» Text
------

WHY ROMERO HATES THE WALKING DEAD

George Romero recently sat down with Andrew Burns to discuss his life, career and zombies as part of an exclusive new interview featured in this month’s upcoming edition of The Big Issue. In addition to speaking about the Voodoo origins of the undead, modern movie zombies and his classic film Night Of The Living Dead… Romero revealed his reasons for turning down an opportunity to direct an episode of The Walking Dead.

“They asked me to do a couple of episodes of The Walking Dead but I didn’t want to be a part of it,” Romero told The Big Issue. “Basically it’s just a soap opera with a zombie occasionally. I always used the zombie as a character for satire or a political criticism and I find that missing in what’s happening now.”

Of course this attitude towards the popular television series is nothing new, as regular readers of the Zombie Research Society already know. While discussing a successful stage adaptation of Night Of The Living Dead with our very own David Marks, George Romero was quoted as saying that The Walking Dead “just pisses me off.”

“We did it, and we should have been involved if anyone was going to do it” he went on to explain during the interview. The comment touched off a bit of controversy among many zombie enthusiasts and fans of the television series itself. However with an upcoming comic book and film in the works, Romero is certainly busy enough with his own projects.

To read more of the exclusive interview with The Big Issue including additional comments on Zack Snyder, Dawn Of The Dead and World War Z… just visit their official website. And be sure to check out our recent interview with George Romero right here online at the Zombie Research Society!

------

» Provided records
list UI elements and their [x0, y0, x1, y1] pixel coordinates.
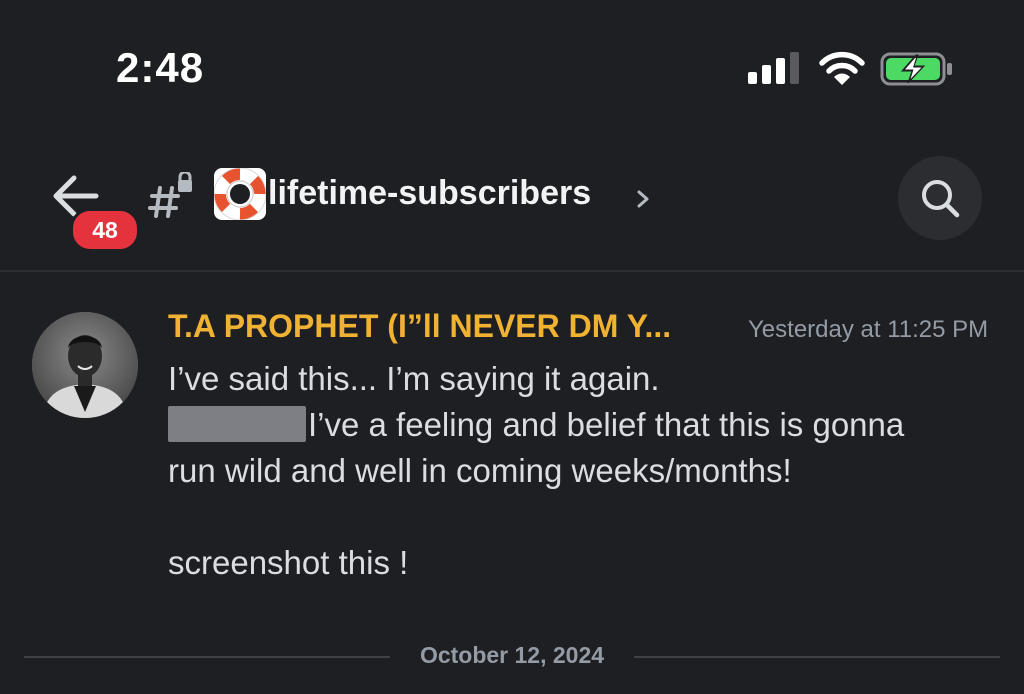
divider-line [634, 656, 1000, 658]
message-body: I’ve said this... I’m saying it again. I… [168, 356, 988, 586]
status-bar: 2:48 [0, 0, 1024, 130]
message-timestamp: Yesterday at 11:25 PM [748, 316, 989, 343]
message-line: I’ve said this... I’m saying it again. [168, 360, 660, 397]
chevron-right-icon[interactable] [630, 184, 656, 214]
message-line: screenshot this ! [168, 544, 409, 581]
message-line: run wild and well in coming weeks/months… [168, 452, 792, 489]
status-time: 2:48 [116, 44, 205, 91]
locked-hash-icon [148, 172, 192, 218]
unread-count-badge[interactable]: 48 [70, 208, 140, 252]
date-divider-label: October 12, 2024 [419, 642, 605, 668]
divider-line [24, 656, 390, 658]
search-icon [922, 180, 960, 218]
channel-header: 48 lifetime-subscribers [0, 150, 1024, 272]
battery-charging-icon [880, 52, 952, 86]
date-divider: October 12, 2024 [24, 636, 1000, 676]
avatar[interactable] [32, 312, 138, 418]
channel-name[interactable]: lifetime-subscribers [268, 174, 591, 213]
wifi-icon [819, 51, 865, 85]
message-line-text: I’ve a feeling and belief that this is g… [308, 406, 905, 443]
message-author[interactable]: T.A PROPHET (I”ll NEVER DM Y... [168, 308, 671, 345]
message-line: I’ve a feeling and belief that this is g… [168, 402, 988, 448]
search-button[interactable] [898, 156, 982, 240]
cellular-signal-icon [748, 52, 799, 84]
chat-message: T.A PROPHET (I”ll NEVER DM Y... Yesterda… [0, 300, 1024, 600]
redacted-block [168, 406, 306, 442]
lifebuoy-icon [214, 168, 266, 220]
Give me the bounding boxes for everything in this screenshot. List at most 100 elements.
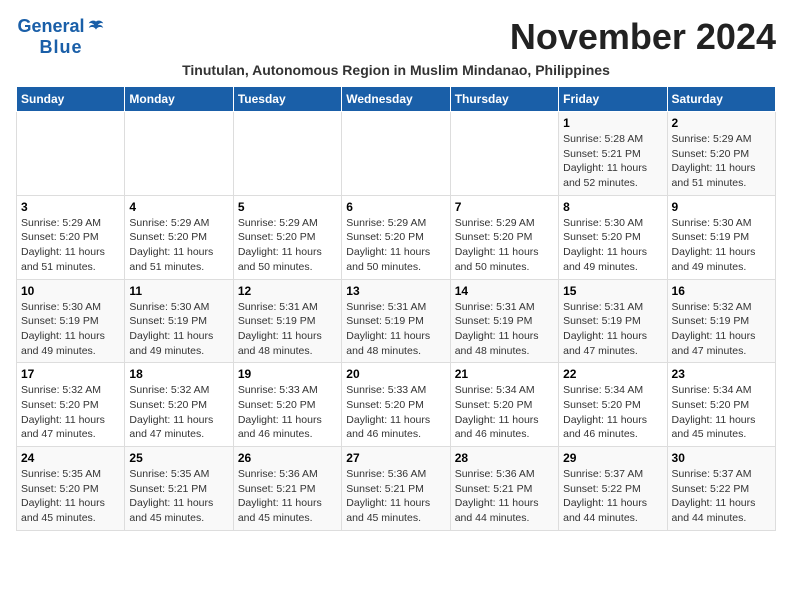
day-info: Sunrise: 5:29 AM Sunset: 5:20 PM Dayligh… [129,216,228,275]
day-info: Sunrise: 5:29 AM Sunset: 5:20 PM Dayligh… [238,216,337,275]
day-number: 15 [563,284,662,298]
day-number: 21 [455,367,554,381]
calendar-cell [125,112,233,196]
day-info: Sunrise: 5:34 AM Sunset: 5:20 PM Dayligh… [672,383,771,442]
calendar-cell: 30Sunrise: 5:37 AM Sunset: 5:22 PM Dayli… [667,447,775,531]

------

» Problems to work on
A - Please translate this sentence from the Romero article into Spanish: "I always used the zombie as a character for satire or a political criticism and I find that missing in what's happening now."
B - According to the Romero article, who interviewed George Romero for The Big Issue?
C - Return everything in the Romero article from "To read more" down to "Zombie Research Society!".

» Responses to the exercise
A - Siempre usé al zombi como un personaje para la sátira o la crítica política, y encuentro que eso falta en lo que está ocurriendo ahora.

B - Andrew Burns.

C -
To read more of the exclusive interview with The Big Issue including additional comments on Zack Snyder, Dawn Of The Dead and World War Z… just visit their official website. And be sure to check out our recent interview with George Romero right here online at the Zombie Research Society!